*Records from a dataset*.

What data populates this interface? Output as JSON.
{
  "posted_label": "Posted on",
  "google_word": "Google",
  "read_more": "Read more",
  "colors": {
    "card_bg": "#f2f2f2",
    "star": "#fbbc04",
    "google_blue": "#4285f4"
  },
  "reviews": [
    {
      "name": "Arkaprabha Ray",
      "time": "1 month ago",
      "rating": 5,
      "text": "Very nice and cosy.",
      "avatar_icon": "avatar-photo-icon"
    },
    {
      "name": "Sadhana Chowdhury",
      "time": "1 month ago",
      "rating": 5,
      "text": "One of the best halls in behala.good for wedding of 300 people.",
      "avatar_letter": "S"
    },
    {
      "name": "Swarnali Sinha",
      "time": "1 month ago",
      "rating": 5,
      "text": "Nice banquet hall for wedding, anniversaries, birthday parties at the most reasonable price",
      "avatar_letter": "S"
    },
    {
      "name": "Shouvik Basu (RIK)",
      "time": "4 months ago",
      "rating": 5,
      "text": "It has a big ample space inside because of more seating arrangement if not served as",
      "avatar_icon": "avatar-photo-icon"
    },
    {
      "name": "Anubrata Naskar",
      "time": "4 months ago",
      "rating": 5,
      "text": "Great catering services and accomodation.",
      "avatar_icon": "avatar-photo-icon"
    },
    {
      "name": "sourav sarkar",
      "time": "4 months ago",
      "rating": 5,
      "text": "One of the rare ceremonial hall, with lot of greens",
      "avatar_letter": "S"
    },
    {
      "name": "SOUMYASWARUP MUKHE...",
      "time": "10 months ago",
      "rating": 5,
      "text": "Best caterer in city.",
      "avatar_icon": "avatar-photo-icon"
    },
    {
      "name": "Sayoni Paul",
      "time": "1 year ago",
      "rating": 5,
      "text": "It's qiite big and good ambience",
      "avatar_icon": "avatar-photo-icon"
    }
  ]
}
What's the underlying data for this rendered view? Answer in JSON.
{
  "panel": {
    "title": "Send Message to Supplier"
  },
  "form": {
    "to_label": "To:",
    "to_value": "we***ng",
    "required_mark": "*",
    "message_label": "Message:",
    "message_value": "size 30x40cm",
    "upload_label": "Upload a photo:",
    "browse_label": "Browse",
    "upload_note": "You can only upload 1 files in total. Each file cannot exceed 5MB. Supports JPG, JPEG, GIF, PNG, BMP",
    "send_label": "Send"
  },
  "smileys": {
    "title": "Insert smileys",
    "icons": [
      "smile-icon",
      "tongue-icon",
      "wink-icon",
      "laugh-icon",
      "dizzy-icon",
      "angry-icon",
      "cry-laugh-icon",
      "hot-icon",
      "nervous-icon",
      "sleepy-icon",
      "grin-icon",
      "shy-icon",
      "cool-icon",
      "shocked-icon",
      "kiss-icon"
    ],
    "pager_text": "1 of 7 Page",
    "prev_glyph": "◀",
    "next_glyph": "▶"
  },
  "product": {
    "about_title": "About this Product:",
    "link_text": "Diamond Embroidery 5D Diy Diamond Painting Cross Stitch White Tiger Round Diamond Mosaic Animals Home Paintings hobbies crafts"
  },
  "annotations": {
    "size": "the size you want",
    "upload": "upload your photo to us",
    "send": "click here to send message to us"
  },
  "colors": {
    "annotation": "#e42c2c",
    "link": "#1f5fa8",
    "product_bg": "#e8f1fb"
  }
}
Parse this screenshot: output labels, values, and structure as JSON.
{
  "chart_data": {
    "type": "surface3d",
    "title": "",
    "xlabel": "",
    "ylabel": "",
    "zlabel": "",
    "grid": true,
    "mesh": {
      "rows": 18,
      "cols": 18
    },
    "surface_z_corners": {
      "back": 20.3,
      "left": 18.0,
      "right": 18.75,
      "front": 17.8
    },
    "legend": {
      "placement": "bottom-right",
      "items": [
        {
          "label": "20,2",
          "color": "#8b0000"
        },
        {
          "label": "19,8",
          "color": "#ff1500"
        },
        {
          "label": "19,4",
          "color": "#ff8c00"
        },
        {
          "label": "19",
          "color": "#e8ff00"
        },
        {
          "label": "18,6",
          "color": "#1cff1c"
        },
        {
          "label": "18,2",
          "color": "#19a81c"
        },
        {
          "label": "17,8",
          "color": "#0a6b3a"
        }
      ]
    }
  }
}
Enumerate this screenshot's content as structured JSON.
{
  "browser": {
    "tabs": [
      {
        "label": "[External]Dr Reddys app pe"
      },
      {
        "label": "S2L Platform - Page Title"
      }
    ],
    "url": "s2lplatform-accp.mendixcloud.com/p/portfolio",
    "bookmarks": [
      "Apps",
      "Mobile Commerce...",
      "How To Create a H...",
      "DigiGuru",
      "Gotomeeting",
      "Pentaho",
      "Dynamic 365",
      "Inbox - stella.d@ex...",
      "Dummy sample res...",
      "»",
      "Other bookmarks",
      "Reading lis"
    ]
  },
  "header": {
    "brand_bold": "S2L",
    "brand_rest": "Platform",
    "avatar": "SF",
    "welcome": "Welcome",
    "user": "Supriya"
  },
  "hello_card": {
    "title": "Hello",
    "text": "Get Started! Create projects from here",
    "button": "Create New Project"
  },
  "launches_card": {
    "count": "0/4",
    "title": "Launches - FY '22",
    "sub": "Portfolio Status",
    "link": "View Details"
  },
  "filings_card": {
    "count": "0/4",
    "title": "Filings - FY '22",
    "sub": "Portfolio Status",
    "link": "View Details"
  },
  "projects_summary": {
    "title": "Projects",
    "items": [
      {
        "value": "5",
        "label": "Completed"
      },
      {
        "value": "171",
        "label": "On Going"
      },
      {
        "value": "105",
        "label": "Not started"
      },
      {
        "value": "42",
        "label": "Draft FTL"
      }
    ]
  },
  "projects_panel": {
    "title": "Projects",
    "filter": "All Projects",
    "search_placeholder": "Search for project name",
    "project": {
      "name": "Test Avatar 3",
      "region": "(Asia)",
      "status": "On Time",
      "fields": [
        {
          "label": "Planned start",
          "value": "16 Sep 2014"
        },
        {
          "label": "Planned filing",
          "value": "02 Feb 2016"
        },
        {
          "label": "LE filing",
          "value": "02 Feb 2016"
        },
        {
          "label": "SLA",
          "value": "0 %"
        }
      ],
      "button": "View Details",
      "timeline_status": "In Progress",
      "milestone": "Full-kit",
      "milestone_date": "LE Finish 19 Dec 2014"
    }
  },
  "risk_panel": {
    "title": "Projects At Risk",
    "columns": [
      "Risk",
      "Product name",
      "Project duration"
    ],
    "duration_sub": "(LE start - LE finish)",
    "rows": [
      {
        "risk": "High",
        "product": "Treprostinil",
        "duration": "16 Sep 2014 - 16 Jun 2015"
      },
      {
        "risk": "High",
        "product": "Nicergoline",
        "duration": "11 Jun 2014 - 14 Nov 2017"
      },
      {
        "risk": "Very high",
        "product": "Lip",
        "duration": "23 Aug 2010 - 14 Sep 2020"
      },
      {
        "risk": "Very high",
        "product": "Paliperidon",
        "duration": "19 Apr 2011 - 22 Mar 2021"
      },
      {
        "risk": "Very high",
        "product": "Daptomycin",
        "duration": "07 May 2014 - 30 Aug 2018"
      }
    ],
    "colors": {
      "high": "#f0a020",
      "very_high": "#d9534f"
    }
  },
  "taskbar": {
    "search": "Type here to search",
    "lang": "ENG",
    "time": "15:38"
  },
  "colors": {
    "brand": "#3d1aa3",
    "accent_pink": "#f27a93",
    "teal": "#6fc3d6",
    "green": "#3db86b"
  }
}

*Set problem*.
Exactly as written, please output every entry.

*Expected answer*.
What data populates this interface? Output as JSON.
{
  "posted_label": "Posted on",
  "google_word": "Google",
  "read_more": "Read more",
  "colors": {
    "card_bg": "#f2f2f2",
    "star": "#fbbc04",
    "google_blue": "#4285f4"
  },
  "reviews": [
    {
      "name": "Arkaprabha Ray",
      "time": "1 month ago",
      "rating": 5,
      "text": "Very nice and cosy.",
      "avatar_icon": "avatar-photo-icon"
    },
    {
      "name": "Sadhana Chowdhury",
      "time": "1 month ago",
      "rating": 5,
      "text": "One of the best halls in behala.good for wedding of 300 people.",
      "avatar_letter": "S"
    },
    {
      "name": "Swarnali Sinha",
      "time": "1 month ago",
      "rating": 5,
      "text": "Nice banquet hall for wedding, anniversaries, birthday parties at the most reasonable price",
      "avatar_letter": "S"
    },
    {
      "name": "Shouvik Basu (RIK)",
      "time": "4 months ago",
      "rating": 5,
      "text": "It has a big ample space inside because of more seating arrangement if not served as",
      "avatar_icon": "avatar-photo-icon"
    },
    {
      "name": "Anubrata Naskar",
      "time": "4 months ago",
      "rating": 5,
      "text": "Great catering services and accomodation.",
      "avatar_icon": "avatar-photo-icon"
    },
    {
      "name": "sourav sarkar",
      "time": "4 months ago",
      "rating": 5,
      "text": "One of the rare ceremonial hall, with lot of greens",
      "avatar_letter": "S"
    },
    {
      "name": "SOUMYASWARUP MUKHE...",
      "time": "10 months ago",
      "rating": 5,
      "text": "Best caterer in city.",
      "avatar_icon": "avatar-photo-icon"
    },
    {
      "name": "Sayoni Paul",
      "time": "1 year ago",
      "rating": 5,
      "text": "It's qiite big and good ambience",
      "avatar_icon": "avatar-photo-icon"
    }
  ]
}
What's the underlying data for this rendered view? Answer in JSON.
{
  "panel": {
    "title": "Send Message to Supplier"
  },
  "form": {
    "to_label": "To:",
    "to_value": "we***ng",
    "required_mark": "*",
    "message_label": "Message:",
    "message_value": "size 30x40cm",
    "upload_label": "Upload a photo:",
    "browse_label": "Browse",
    "upload_note": "You can only upload 1 files in total. Each file cannot exceed 5MB. Supports JPG, JPEG, GIF, PNG, BMP",
    "send_label": "Send"
  },
  "smileys": {
    "title": "Insert smileys",
    "icons": [
      "smile-icon",
      "tongue-icon",
      "wink-icon",
      "laugh-icon",
      "dizzy-icon",
      "angry-icon",
      "cry-laugh-icon",
      "hot-icon",
      "nervous-icon",
      "sleepy-icon",
      "grin-icon",
      "shy-icon",
      "cool-icon",
      "shocked-icon",
      "kiss-icon"
    ],
    "pager_text": "1 of 7 Page",
    "prev_glyph": "◀",
    "next_glyph": "▶"
  },
  "product": {
    "about_title": "About this Product:",
    "link_text": "Diamond Embroidery 5D Diy Diamond Painting Cross Stitch White Tiger Round Diamond Mosaic Animals Home Paintings hobbies crafts"
  },
  "annotations": {
    "size": "the size you want",
    "upload": "upload your photo to us",
    "send": "click here to send message to us"
  },
  "colors": {
    "annotation": "#e42c2c",
    "link": "#1f5fa8",
    "product_bg": "#e8f1fb"
  }
}
Parse this screenshot: output labels, values, and structure as JSON.
{
  "chart_data": {
    "type": "surface3d",
    "title": "",
    "xlabel": "",
    "ylabel": "",
    "zlabel": "",
    "grid": true,
    "mesh": {
      "rows": 18,
      "cols": 18
    },
    "surface_z_corners": {
      "back": 20.3,
      "left": 18.0,
      "right": 18.75,
      "front": 17.8
    },
    "legend": {
      "placement": "bottom-right",
      "items": [
        {
          "label": "20,2",
          "color": "#8b0000"
        },
        {
          "label": "19,8",
          "color": "#ff1500"
        },
        {
          "label": "19,4",
          "color": "#ff8c00"
        },
        {
          "label": "19",
          "color": "#e8ff00"
        },
        {
          "label": "18,6",
          "color": "#1cff1c"
        },
        {
          "label": "18,2",
          "color": "#19a81c"
        },
        {
          "label": "17,8",
          "color": "#0a6b3a"
        }
      ]
    }
  }
}
Enumerate this screenshot's content as structured JSON.
{
  "browser": {
    "tabs": [
      {
        "label": "[External]Dr Reddys app pe"
      },
      {
        "label": "S2L Platform - Page Title"
      }
    ],
    "url": "s2lplatform-accp.mendixcloud.com/p/portfolio",
    "bookmarks": [
      "Apps",
      "Mobile Commerce...",
      "How To Create a H...",
      "DigiGuru",
      "Gotomeeting",
      "Pentaho",
      "Dynamic 365",
      "Inbox - stella.d@ex...",
      "Dummy sample res...",
      "»",
      "Other bookmarks",
      "Reading lis"
    ]
  },
  "header": {
    "brand_bold": "S2L",
    "brand_rest": "Platform",
    "avatar": "SF",
    "welcome": "Welcome",
    "user": "Supriya"
  },
  "hello_card": {
    "title": "Hello",
    "text": "Get Started! Create projects from here",
    "button": "Create New Project"
  },
  "launches_card": {
    "count": "0/4",
    "title": "Launches - FY '22",
    "sub": "Portfolio Status",
    "link": "View Details"
  },
  "filings_card": {
    "count": "0/4",
    "title": "Filings - FY '22",
    "sub": "Portfolio Status",
    "link": "View Details"
  },
  "projects_summary": {
    "title": "Projects",
    "items": [
      {
        "value": "5",
        "label": "Completed"
      },
      {
        "value": "171",
        "label": "On Going"
      },
      {
        "value": "105",
        "label": "Not started"
      },
      {
        "value": "42",
        "label": "Draft FTL"
      }
    ]
  },
  "projects_panel": {
    "title": "Projects",
    "filter": "All Projects",
    "search_placeholder": "Search for project name",
    "project": {
      "name": "Test Avatar 3",
      "region": "(Asia)",
      "status": "On Time",
      "fields": [
        {
          "label": "Planned start",
          "value": "16 Sep 2014"
        },
        {
          "label": "Planned filing",
          "value": "02 Feb 2016"
        },
        {
          "label": "LE filing",
          "value": "02 Feb 2016"
        },
        {
          "label": "SLA",
          "value": "0 %"
        }
      ],
      "button": "View Details",
      "timeline_status": "In Progress",
      "milestone": "Full-kit",
      "milestone_date": "LE Finish 19 Dec 2014"
    }
  },
  "risk_panel": {
    "title": "Projects At Risk",
    "columns": [
      "Risk",
      "Product name",
      "Project duration"
    ],
    "duration_sub": "(LE start - LE finish)",
    "rows": [
      {
        "risk": "High",
        "product": "Treprostinil",
        "duration": "16 Sep 2014 - 16 Jun 2015"
      },
      {
        "risk": "High",
        "product": "Nicergoline",
        "duration": "11 Jun 2014 - 14 Nov 2017"
      },
      {
        "risk": "Very high",
        "product": "Lip",
        "duration": "23 Aug 2010 - 14 Sep 2020"
      },
      {
        "risk": "Very high",
        "product": "Paliperidon",
        "duration": "19 Apr 2011 - 22 Mar 2021"
      },
      {
        "risk": "Very high",
        "product": "Daptomycin",
        "duration": "07 May 2014 - 30 Aug 2018"
      }
    ],
    "colors": {
      "high": "#f0a020",
      "very_high": "#d9534f"
    }
  },
  "taskbar": {
    "search": "Type here to search",
    "lang": "ENG",
    "time": "15:38"
  },
  "colors": {
    "brand": "#3d1aa3",
    "accent_pink": "#f27a93",
    "teal": "#6fc3d6",
    "green": "#3db86b"
  }
}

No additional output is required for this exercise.